[Items from a data source]
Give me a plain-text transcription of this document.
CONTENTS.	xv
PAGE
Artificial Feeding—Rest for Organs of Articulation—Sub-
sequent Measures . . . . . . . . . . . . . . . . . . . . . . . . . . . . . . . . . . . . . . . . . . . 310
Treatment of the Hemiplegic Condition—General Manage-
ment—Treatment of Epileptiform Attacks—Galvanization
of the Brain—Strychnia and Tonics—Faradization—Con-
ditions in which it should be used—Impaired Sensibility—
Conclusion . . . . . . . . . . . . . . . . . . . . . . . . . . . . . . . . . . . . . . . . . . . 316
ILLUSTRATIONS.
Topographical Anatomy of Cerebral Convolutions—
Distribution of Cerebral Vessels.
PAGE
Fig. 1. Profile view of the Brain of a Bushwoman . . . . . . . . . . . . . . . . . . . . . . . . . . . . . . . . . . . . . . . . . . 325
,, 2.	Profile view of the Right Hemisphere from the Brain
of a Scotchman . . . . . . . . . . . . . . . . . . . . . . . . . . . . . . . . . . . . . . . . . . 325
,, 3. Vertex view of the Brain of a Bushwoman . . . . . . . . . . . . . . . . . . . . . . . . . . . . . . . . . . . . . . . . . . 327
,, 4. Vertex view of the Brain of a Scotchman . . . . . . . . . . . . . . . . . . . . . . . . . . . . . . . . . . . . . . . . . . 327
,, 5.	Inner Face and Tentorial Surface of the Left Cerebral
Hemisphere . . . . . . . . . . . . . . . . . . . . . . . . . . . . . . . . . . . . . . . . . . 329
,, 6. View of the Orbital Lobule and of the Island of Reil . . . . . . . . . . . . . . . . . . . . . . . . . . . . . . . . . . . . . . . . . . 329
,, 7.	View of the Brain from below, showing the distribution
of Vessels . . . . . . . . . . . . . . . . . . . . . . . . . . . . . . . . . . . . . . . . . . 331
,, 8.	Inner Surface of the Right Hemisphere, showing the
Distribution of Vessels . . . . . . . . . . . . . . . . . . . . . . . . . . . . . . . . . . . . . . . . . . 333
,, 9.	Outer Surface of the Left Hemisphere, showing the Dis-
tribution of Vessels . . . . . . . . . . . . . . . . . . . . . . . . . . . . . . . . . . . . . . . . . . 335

Task brief. Looking back at the lines above, state how many contain the word "Surface", and supply nothing besides the number.

Finished exercise. 3